■ Task instructions: What is needed here is an exact copy of every entry.

Records contained in a dataset
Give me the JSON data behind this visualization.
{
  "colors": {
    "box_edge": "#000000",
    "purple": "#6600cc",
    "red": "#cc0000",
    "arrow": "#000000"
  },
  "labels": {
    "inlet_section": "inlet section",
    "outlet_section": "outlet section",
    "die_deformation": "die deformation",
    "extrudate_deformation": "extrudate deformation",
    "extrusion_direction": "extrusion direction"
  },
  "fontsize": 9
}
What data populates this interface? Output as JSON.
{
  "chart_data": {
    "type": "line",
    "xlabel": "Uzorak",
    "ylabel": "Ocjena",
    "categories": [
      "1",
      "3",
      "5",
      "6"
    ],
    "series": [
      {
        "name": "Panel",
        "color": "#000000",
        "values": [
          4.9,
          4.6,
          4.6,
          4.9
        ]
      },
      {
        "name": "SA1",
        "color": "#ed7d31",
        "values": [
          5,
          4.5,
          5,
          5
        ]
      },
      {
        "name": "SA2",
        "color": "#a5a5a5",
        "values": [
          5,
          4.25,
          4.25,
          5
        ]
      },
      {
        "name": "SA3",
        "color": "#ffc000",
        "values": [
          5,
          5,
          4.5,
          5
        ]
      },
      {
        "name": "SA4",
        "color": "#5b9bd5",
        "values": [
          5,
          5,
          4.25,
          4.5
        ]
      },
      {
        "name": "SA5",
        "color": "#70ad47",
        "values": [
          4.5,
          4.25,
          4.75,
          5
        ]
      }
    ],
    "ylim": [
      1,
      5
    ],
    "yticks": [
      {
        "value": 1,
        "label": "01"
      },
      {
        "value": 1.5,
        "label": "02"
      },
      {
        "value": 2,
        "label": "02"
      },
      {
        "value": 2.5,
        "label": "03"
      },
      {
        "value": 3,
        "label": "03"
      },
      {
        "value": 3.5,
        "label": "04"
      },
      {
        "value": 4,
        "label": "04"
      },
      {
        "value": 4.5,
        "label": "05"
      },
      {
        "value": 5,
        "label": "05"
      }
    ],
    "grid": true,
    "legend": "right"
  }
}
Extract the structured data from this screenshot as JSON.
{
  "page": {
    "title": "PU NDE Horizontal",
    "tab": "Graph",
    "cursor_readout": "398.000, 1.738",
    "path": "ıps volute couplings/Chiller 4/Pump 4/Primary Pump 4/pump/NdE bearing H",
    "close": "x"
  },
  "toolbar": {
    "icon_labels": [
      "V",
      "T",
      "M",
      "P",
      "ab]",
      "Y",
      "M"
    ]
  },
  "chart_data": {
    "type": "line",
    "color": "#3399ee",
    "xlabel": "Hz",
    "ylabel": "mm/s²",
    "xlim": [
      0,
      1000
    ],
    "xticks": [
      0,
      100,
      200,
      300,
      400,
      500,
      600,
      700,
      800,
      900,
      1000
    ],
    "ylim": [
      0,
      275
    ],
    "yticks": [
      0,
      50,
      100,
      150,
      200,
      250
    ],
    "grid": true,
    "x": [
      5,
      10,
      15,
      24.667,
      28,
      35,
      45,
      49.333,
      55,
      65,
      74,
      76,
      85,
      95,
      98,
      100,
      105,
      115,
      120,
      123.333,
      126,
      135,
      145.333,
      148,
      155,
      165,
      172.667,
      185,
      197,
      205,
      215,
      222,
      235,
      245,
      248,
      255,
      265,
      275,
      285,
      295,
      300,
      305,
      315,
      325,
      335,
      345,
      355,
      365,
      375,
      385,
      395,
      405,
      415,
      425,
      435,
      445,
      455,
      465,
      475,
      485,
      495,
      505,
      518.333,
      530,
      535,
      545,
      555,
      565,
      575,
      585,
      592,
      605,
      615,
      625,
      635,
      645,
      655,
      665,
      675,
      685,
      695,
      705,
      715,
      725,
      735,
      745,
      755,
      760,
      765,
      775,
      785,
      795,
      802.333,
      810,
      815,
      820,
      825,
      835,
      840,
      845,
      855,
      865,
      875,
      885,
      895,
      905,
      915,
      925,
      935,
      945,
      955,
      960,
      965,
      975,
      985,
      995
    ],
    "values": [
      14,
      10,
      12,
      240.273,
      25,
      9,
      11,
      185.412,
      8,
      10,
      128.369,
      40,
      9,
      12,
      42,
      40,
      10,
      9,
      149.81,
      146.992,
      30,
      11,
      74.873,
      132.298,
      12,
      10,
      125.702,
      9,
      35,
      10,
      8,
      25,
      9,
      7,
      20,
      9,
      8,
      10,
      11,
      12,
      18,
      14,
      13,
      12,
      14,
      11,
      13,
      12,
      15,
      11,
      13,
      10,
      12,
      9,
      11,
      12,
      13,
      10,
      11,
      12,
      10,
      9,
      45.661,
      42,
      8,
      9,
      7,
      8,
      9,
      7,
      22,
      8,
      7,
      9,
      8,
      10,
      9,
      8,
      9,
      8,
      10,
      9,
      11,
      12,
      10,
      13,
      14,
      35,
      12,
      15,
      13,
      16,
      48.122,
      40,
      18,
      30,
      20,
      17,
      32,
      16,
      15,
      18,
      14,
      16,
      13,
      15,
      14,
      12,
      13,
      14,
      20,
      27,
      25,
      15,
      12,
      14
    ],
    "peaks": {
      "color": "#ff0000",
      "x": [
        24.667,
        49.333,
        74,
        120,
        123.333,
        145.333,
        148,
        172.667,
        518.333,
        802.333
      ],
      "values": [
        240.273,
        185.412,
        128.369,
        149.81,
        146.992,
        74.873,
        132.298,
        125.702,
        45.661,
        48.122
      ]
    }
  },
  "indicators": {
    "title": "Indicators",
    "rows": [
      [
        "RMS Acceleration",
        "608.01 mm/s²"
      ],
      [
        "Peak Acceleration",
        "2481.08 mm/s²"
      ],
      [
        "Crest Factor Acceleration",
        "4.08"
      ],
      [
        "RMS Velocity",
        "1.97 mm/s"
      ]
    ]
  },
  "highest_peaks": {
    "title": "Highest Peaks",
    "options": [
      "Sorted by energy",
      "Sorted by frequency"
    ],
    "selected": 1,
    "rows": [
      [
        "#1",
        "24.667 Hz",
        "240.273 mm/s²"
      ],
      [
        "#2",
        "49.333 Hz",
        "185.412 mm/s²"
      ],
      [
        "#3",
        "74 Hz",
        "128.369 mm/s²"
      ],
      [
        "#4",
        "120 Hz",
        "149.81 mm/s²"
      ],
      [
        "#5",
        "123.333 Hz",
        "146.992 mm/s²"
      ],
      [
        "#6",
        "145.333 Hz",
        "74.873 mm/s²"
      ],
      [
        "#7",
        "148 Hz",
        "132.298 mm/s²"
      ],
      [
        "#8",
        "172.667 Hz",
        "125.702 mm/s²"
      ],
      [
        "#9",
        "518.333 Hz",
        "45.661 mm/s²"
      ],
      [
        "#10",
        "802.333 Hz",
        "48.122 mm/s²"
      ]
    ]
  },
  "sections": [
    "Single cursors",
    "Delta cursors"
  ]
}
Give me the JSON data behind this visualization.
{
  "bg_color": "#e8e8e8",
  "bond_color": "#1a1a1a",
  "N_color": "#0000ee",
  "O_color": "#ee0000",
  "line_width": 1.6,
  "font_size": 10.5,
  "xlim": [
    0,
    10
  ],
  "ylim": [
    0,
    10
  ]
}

■ Output for this exercise:
Give me the JSON data behind this visualization.
{
  "colors": {
    "box_edge": "#000000",
    "purple": "#6600cc",
    "red": "#cc0000",
    "arrow": "#000000"
  },
  "labels": {
    "inlet_section": "inlet section",
    "outlet_section": "outlet section",
    "die_deformation": "die deformation",
    "extrudate_deformation": "extrudate deformation",
    "extrusion_direction": "extrusion direction"
  },
  "fontsize": 9
}
What data populates this interface? Output as JSON.
{
  "chart_data": {
    "type": "line",
    "xlabel": "Uzorak",
    "ylabel": "Ocjena",
    "categories": [
      "1",
      "3",
      "5",
      "6"
    ],
    "series": [
      {
        "name": "Panel",
        "color": "#000000",
        "values": [
          4.9,
          4.6,
          4.6,
          4.9
        ]
      },
      {
        "name": "SA1",
        "color": "#ed7d31",
        "values": [
          5,
          4.5,
          5,
          5
        ]
      },
      {
        "name": "SA2",
        "color": "#a5a5a5",
        "values": [
          5,
          4.25,
          4.25,
          5
        ]
      },
      {
        "name": "SA3",
        "color": "#ffc000",
        "values": [
          5,
          5,
          4.5,
          5
        ]
      },
      {
        "name": "SA4",
        "color": "#5b9bd5",
        "values": [
          5,
          5,
          4.25,
          4.5
        ]
      },
      {
        "name": "SA5",
        "color": "#70ad47",
        "values": [
          4.5,
          4.25,
          4.75,
          5
        ]
      }
    ],
    "ylim": [
      1,
      5
    ],
    "yticks": [
      {
        "value": 1,
        "label": "01"
      },
      {
        "value": 1.5,
        "label": "02"
      },
      {
        "value": 2,
        "label": "02"
      },
      {
        "value": 2.5,
        "label": "03"
      },
      {
        "value": 3,
        "label": "03"
      },
      {
        "value": 3.5,
        "label": "04"
      },
      {
        "value": 4,
        "label": "04"
      },
      {
        "value": 4.5,
        "label": "05"
      },
      {
        "value": 5,
        "label": "05"
      }
    ],
    "grid": true,
    "legend": "right"
  }
}
Extract the structured data from this screenshot as JSON.
{
  "page": {
    "title": "PU NDE Horizontal",
    "tab": "Graph",
    "cursor_readout": "398.000, 1.738",
    "path": "ıps volute couplings/Chiller 4/Pump 4/Primary Pump 4/pump/NdE bearing H",
    "close": "x"
  },
  "toolbar": {
    "icon_labels": [
      "V",
      "T",
      "M",
      "P",
      "ab]",
      "Y",
      "M"
    ]
  },
  "chart_data": {
    "type": "line",
    "color": "#3399ee",
    "xlabel": "Hz",
    "ylabel": "mm/s²",
    "xlim": [
      0,
      1000
    ],
    "xticks": [
      0,
      100,
      200,
      300,
      400,
      500,
      600,
      700,
      800,
      900,
      1000
    ],
    "ylim": [
      0,
      275
    ],
    "yticks": [
      0,
      50,
      100,
      150,
      200,
      250
    ],
    "grid": true,
    "x": [
      5,
      10,
      15,
      24.667,
      28,
      35,
      45,
      49.333,
      55,
      65,
      74,
      76,
      85,
      95,
      98,
      100,
      105,
      115,
      120,
      123.333,
      126,
      135,
      145.333,
      148,
      155,
      165,
      172.667,
      185,
      197,
      205,
      215,
      222,
      235,
      245,
      248,
      255,
      265,
      275,
      285,
      295,
      300,
      305,
      315,
      325,
      335,
      345,
      355,
      365,
      375,
      385,
      395,
      405,
      415,
      425,
      435,
      445,
      455,
      465,
      475,
      485,
      495,
      505,
      518.333,
      530,
      535,
      545,
      555,
      565,
      575,
      585,
      592,
      605,
      615,
      625,
      635,
      645,
      655,
      665,
      675,
      685,
      695,
      705,
      715,
      725,
      735,
      745,
      755,
      760,
      765,
      775,
      785,
      795,
      802.333,
      810,
      815,
      820,
      825,
      835,
      840,
      845,
      855,
      865,
      875,
      885,
      895,
      905,
      915,
      925,
      935,
      945,
      955,
      960,
      965,
      975,
      985,
      995
    ],
    "values": [
      14,
      10,
      12,
      240.273,
      25,
      9,
      11,
      185.412,
      8,
      10,
      128.369,
      40,
      9,
      12,
      42,
      40,
      10,
      9,
      149.81,
      146.992,
      30,
      11,
      74.873,
      132.298,
      12,
      10,
      125.702,
      9,
      35,
      10,
      8,
      25,
      9,
      7,
      20,
      9,
      8,
      10,
      11,
      12,
      18,
      14,
      13,
      12,
      14,
      11,
      13,
      12,
      15,
      11,
      13,
      10,
      12,
      9,
      11,
      12,
      13,
      10,
      11,
      12,
      10,
      9,
      45.661,
      42,
      8,
      9,
      7,
      8,
      9,
      7,
      22,
      8,
      7,
      9,
      8,
      10,
      9,
      8,
      9,
      8,
      10,
      9,
      11,
      12,
      10,
      13,
      14,
      35,
      12,
      15,
      13,
      16,
      48.122,
      40,
      18,
      30,
      20,
      17,
      32,
      16,
      15,
      18,
      14,
      16,
      13,
      15,
      14,
      12,
      13,
      14,
      20,
      27,
      25,
      15,
      12,
      14
    ],
    "peaks": {
      "color": "#ff0000",
      "x": [
        24.667,
        49.333,
        74,
        120,
        123.333,
        145.333,
        148,
        172.667,
        518.333,
        802.333
      ],
      "values": [
        240.273,
        185.412,
        128.369,
        149.81,
        146.992,
        74.873,
        132.298,
        125.702,
        45.661,
        48.122
      ]
    }
  },
  "indicators": {
    "title": "Indicators",
    "rows": [
      [
        "RMS Acceleration",
        "608.01 mm/s²"
      ],
      [
        "Peak Acceleration",
        "2481.08 mm/s²"
      ],
      [
        "Crest Factor Acceleration",
        "4.08"
      ],
      [
        "RMS Velocity",
        "1.97 mm/s"
      ]
    ]
  },
  "highest_peaks": {
    "title": "Highest Peaks",
    "options": [
      "Sorted by energy",
      "Sorted by frequency"
    ],
    "selected": 1,
    "rows": [
      [
        "#1",
        "24.667 Hz",
        "240.273 mm/s²"
      ],
      [
        "#2",
        "49.333 Hz",
        "185.412 mm/s²"
      ],
      [
        "#3",
        "74 Hz",
        "128.369 mm/s²"
      ],
      [
        "#4",
        "120 Hz",
        "149.81 mm/s²"
      ],
      [
        "#5",
        "123.333 Hz",
        "146.992 mm/s²"
      ],
      [
        "#6",
        "145.333 Hz",
        "74.873 mm/s²"
      ],
      [
        "#7",
        "148 Hz",
        "132.298 mm/s²"
      ],
      [
        "#8",
        "172.667 Hz",
        "125.702 mm/s²"
      ],
      [
        "#9",
        "518.333 Hz",
        "45.661 mm/s²"
      ],
      [
        "#10",
        "802.333 Hz",
        "48.122 mm/s²"
      ]
    ]
  },
  "sections": [
    "Single cursors",
    "Delta cursors"
  ]
}
Give me the JSON data behind this visualization.
{
  "bg_color": "#e8e8e8",
  "bond_color": "#1a1a1a",
  "N_color": "#0000ee",
  "O_color": "#ee0000",
  "line_width": 1.6,
  "font_size": 10.5,
  "xlim": [
    0,
    10
  ],
  "ylim": [
    0,
    10
  ]
}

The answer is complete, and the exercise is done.